What you need to do:
Reproduce every line in the listing that contains the word "color".

[Stored entries]
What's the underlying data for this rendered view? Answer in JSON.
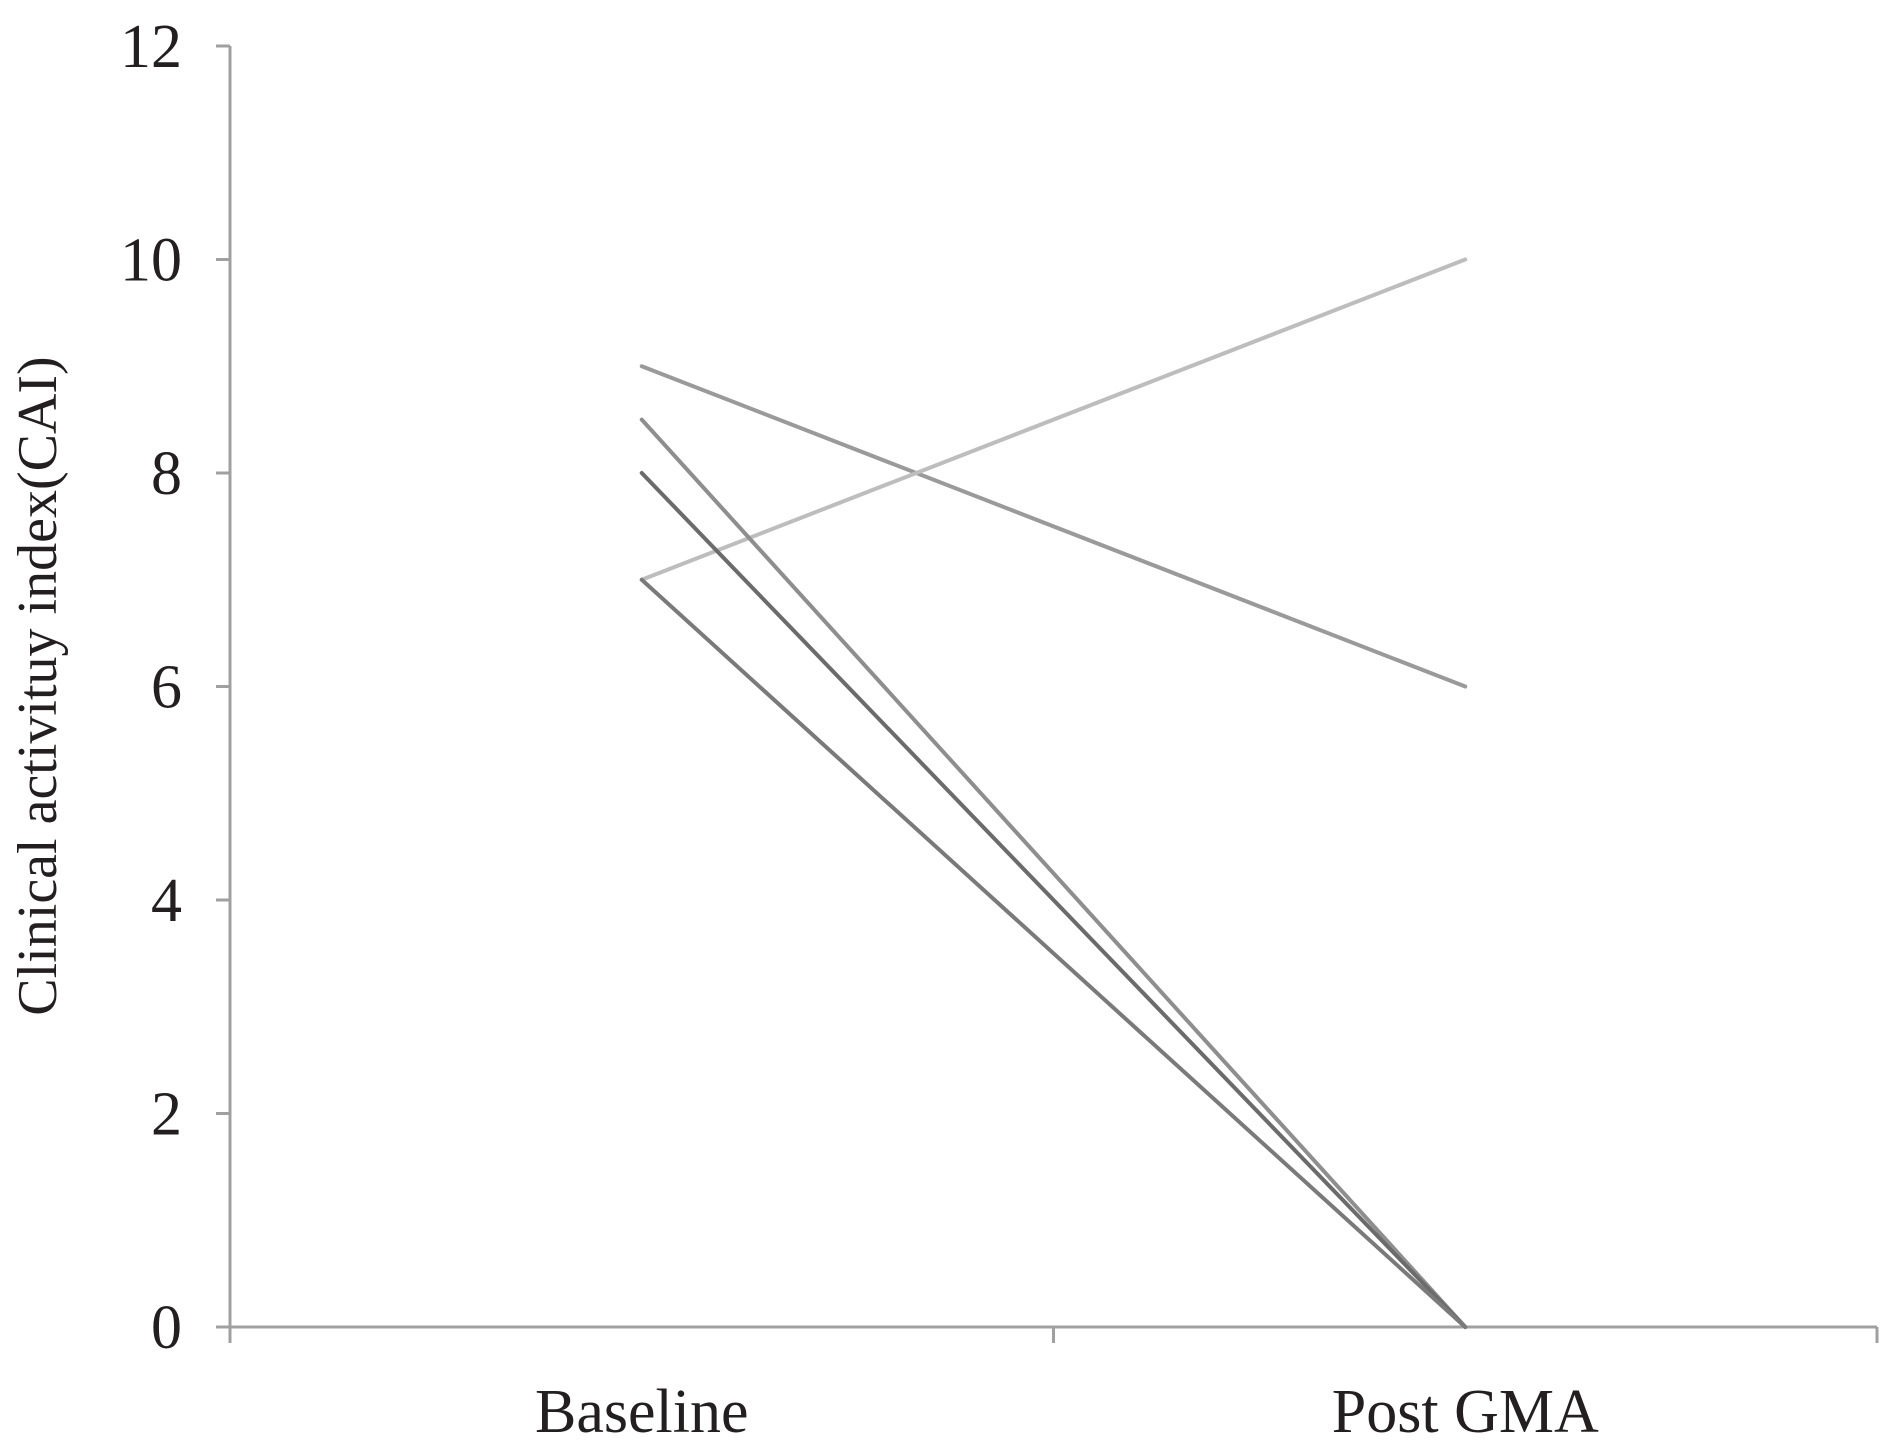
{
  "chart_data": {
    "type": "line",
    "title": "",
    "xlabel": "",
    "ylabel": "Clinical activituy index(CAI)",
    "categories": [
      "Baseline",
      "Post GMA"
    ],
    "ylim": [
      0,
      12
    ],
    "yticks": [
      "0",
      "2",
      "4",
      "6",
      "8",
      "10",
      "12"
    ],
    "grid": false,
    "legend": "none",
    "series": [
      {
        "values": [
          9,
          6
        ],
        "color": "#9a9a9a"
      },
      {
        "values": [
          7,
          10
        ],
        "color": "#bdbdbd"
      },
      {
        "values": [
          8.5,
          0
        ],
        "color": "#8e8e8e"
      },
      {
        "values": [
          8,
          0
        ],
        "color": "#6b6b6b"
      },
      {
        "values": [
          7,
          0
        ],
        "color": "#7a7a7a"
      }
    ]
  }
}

Exercise result:
        "color": "#9a9a9a"
        "color": "#bdbdbd"
        "color": "#8e8e8e"
        "color": "#6b6b6b"
        "color": "#7a7a7a"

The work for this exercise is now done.